**Given entries**:
━━━
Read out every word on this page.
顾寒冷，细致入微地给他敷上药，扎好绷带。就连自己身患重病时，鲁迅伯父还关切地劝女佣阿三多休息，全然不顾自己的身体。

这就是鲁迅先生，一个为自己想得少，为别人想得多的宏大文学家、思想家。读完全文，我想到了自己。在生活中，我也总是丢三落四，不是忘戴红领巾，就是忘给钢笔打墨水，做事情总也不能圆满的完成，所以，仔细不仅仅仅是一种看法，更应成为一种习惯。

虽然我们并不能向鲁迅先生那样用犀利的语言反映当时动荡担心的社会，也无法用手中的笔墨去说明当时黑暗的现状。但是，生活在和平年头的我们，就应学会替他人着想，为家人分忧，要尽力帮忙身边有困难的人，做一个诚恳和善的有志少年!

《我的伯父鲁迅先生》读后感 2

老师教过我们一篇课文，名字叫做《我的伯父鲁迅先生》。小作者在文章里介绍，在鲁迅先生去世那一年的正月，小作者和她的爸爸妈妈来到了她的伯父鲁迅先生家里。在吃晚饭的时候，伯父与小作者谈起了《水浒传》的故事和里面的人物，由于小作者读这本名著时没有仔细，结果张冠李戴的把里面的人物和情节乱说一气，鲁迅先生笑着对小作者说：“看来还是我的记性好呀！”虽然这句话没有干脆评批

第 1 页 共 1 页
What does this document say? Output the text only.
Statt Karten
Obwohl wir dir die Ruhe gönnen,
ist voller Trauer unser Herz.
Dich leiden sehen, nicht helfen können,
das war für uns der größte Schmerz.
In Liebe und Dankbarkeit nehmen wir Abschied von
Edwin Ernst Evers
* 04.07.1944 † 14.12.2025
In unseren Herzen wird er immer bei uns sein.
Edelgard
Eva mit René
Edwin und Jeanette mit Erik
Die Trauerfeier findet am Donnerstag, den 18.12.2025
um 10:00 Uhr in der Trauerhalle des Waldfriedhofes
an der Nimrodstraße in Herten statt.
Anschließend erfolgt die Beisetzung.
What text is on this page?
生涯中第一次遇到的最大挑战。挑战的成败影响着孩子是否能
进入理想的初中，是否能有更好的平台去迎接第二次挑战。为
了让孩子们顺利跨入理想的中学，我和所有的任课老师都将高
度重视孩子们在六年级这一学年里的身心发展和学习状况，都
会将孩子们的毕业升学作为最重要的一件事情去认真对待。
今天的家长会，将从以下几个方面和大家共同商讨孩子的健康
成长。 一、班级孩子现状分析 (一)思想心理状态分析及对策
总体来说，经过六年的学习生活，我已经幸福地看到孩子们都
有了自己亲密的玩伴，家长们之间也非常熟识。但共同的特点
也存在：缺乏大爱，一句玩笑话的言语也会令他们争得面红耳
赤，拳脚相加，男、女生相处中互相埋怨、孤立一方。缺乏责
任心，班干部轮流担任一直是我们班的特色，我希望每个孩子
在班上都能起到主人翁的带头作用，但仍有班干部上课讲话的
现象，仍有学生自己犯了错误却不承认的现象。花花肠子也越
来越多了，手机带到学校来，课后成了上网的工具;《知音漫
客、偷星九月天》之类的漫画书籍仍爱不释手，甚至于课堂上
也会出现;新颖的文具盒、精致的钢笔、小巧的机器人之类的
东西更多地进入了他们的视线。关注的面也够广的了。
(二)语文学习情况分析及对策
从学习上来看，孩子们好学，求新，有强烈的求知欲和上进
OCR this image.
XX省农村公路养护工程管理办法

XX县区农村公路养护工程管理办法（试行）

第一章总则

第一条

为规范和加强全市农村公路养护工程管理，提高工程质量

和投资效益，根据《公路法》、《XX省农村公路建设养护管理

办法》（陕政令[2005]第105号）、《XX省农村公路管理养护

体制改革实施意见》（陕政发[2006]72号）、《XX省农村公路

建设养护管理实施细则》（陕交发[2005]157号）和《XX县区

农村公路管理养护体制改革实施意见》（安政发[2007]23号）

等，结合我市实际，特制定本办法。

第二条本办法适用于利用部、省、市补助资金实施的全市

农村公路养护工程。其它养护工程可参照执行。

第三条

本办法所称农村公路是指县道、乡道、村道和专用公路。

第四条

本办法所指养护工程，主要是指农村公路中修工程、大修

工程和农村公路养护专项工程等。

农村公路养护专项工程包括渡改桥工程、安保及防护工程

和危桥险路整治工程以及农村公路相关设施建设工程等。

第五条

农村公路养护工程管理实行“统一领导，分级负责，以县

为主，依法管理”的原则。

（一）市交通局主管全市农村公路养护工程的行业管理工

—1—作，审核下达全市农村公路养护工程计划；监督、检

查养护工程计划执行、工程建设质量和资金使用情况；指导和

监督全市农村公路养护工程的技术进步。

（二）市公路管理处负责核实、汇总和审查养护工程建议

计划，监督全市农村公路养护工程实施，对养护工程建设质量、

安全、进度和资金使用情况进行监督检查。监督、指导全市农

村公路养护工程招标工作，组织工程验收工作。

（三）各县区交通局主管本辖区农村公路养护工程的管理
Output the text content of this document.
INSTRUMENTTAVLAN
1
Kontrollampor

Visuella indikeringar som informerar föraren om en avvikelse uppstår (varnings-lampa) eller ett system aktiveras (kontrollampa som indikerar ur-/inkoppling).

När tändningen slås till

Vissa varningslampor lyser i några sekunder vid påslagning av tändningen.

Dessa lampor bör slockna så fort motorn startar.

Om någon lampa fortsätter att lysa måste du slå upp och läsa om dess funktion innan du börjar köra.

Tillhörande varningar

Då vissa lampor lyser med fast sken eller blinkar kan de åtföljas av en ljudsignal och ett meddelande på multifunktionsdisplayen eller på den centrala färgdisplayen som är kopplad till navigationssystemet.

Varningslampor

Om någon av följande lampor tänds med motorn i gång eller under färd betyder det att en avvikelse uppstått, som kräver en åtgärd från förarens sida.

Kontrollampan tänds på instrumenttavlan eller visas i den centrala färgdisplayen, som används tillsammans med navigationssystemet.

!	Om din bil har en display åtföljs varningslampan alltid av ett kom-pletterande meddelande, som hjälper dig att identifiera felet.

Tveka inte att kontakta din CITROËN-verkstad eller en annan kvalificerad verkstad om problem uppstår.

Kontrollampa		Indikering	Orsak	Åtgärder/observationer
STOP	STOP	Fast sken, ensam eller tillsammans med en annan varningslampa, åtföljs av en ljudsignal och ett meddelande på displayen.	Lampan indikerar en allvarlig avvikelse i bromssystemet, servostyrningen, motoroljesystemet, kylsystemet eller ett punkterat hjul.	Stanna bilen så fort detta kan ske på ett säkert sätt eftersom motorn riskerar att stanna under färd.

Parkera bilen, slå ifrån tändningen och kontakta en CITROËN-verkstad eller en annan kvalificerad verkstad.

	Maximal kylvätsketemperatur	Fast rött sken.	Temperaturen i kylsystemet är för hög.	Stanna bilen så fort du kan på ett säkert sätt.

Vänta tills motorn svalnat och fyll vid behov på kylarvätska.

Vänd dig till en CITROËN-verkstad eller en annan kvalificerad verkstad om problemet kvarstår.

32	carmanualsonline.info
━━━
**Exercise requirements**: All the entries above need to be reproduced exactly.

**Answer to this problem**:
Read out every word on this page.
顾寒冷，细致入微地给他敷上药，扎好绷带。就连自己身患重病时，鲁迅伯父还关切地劝女佣阿三多休息，全然不顾自己的身体。

这就是鲁迅先生，一个为自己想得少，为别人想得多的宏大文学家、思想家。读完全文，我想到了自己。在生活中，我也总是丢三落四，不是忘戴红领巾，就是忘给钢笔打墨水，做事情总也不能圆满的完成，所以，仔细不仅仅仅是一种看法，更应成为一种习惯。

虽然我们并不能向鲁迅先生那样用犀利的语言反映当时动荡担心的社会，也无法用手中的笔墨去说明当时黑暗的现状。但是，生活在和平年头的我们，就应学会替他人着想，为家人分忧，要尽力帮忙身边有困难的人，做一个诚恳和善的有志少年!

《我的伯父鲁迅先生》读后感 2

老师教过我们一篇课文，名字叫做《我的伯父鲁迅先生》。小作者在文章里介绍，在鲁迅先生去世那一年的正月，小作者和她的爸爸妈妈来到了她的伯父鲁迅先生家里。在吃晚饭的时候，伯父与小作者谈起了《水浒传》的故事和里面的人物，由于小作者读这本名著时没有仔细，结果张冠李戴的把里面的人物和情节乱说一气，鲁迅先生笑着对小作者说：“看来还是我的记性好呀！”虽然这句话没有干脆评批

第 1 页 共 1 页
What does this document say? Output the text only.
Statt Karten
Obwohl wir dir die Ruhe gönnen,
ist voller Trauer unser Herz.
Dich leiden sehen, nicht helfen können,
das war für uns der größte Schmerz.
In Liebe und Dankbarkeit nehmen wir Abschied von
Edwin Ernst Evers
* 04.07.1944 † 14.12.2025
In unseren Herzen wird er immer bei uns sein.
Edelgard
Eva mit René
Edwin und Jeanette mit Erik
Die Trauerfeier findet am Donnerstag, den 18.12.2025
um 10:00 Uhr in der Trauerhalle des Waldfriedhofes
an der Nimrodstraße in Herten statt.
Anschließend erfolgt die Beisetzung.
What text is on this page?
生涯中第一次遇到的最大挑战。挑战的成败影响着孩子是否能
进入理想的初中，是否能有更好的平台去迎接第二次挑战。为
了让孩子们顺利跨入理想的中学，我和所有的任课老师都将高
度重视孩子们在六年级这一学年里的身心发展和学习状况，都
会将孩子们的毕业升学作为最重要的一件事情去认真对待。
今天的家长会，将从以下几个方面和大家共同商讨孩子的健康
成长。 一、班级孩子现状分析 (一)思想心理状态分析及对策
总体来说，经过六年的学习生活，我已经幸福地看到孩子们都
有了自己亲密的玩伴，家长们之间也非常熟识。但共同的特点
也存在：缺乏大爱，一句玩笑话的言语也会令他们争得面红耳
赤，拳脚相加，男、女生相处中互相埋怨、孤立一方。缺乏责
任心，班干部轮流担任一直是我们班的特色，我希望每个孩子
在班上都能起到主人翁的带头作用，但仍有班干部上课讲话的
现象，仍有学生自己犯了错误却不承认的现象。花花肠子也越
来越多了，手机带到学校来，课后成了上网的工具;《知音漫
客、偷星九月天》之类的漫画书籍仍爱不释手，甚至于课堂上
也会出现;新颖的文具盒、精致的钢笔、小巧的机器人之类的
东西更多地进入了他们的视线。关注的面也够广的了。
(二)语文学习情况分析及对策
从学习上来看，孩子们好学，求新，有强烈的求知欲和上进
OCR this image.
XX省农村公路养护工程管理办法

XX县区农村公路养护工程管理办法（试行）

第一章总则

第一条

为规范和加强全市农村公路养护工程管理，提高工程质量

和投资效益，根据《公路法》、《XX省农村公路建设养护管理

办法》（陕政令[2005]第105号）、《XX省农村公路管理养护

体制改革实施意见》（陕政发[2006]72号）、《XX省农村公路

建设养护管理实施细则》（陕交发[2005]157号）和《XX县区

农村公路管理养护体制改革实施意见》（安政发[2007]23号）

等，结合我市实际，特制定本办法。

第二条本办法适用于利用部、省、市补助资金实施的全市

农村公路养护工程。其它养护工程可参照执行。

第三条

本办法所称农村公路是指县道、乡道、村道和专用公路。

第四条

本办法所指养护工程，主要是指农村公路中修工程、大修

工程和农村公路养护专项工程等。

农村公路养护专项工程包括渡改桥工程、安保及防护工程

和危桥险路整治工程以及农村公路相关设施建设工程等。

第五条

农村公路养护工程管理实行“统一领导，分级负责，以县

为主，依法管理”的原则。

（一）市交通局主管全市农村公路养护工程的行业管理工

—1—作，审核下达全市农村公路养护工程计划；监督、检

查养护工程计划执行、工程建设质量和资金使用情况；指导和

监督全市农村公路养护工程的技术进步。

（二）市公路管理处负责核实、汇总和审查养护工程建议

计划，监督全市农村公路养护工程实施，对养护工程建设质量、

安全、进度和资金使用情况进行监督检查。监督、指导全市农

村公路养护工程招标工作，组织工程验收工作。

（三）各县区交通局主管本辖区农村公路养护工程的管理
Output the text content of this document.
INSTRUMENTTAVLAN
1
Kontrollampor

Visuella indikeringar som informerar föraren om en avvikelse uppstår (varnings-lampa) eller ett system aktiveras (kontrollampa som indikerar ur-/inkoppling).

När tändningen slås till

Vissa varningslampor lyser i några sekunder vid påslagning av tändningen.

Dessa lampor bör slockna så fort motorn startar.

Om någon lampa fortsätter att lysa måste du slå upp och läsa om dess funktion innan du börjar köra.

Tillhörande varningar

Då vissa lampor lyser med fast sken eller blinkar kan de åtföljas av en ljudsignal och ett meddelande på multifunktionsdisplayen eller på den centrala färgdisplayen som är kopplad till navigationssystemet.

Varningslampor

Om någon av följande lampor tänds med motorn i gång eller under färd betyder det att en avvikelse uppstått, som kräver en åtgärd från förarens sida.

Kontrollampan tänds på instrumenttavlan eller visas i den centrala färgdisplayen, som används tillsammans med navigationssystemet.

!	Om din bil har en display åtföljs varningslampan alltid av ett kom-pletterande meddelande, som hjälper dig att identifiera felet.

Tveka inte att kontakta din CITROËN-verkstad eller en annan kvalificerad verkstad om problem uppstår.

Kontrollampa		Indikering	Orsak	Åtgärder/observationer
STOP	STOP	Fast sken, ensam eller tillsammans med en annan varningslampa, åtföljs av en ljudsignal och ett meddelande på displayen.	Lampan indikerar en allvarlig avvikelse i bromssystemet, servostyrningen, motoroljesystemet, kylsystemet eller ett punkterat hjul.	Stanna bilen så fort detta kan ske på ett säkert sätt eftersom motorn riskerar att stanna under färd.

Parkera bilen, slå ifrån tändningen och kontakta en CITROËN-verkstad eller en annan kvalificerad verkstad.

	Maximal kylvätsketemperatur	Fast rött sken.	Temperaturen i kylsystemet är för hög.	Stanna bilen så fort du kan på ett säkert sätt.

Vänta tills motorn svalnat och fyll vid behov på kylarvätska.

Vänd dig till en CITROËN-verkstad eller en annan kvalificerad verkstad om problemet kvarstår.

32	carmanualsonline.info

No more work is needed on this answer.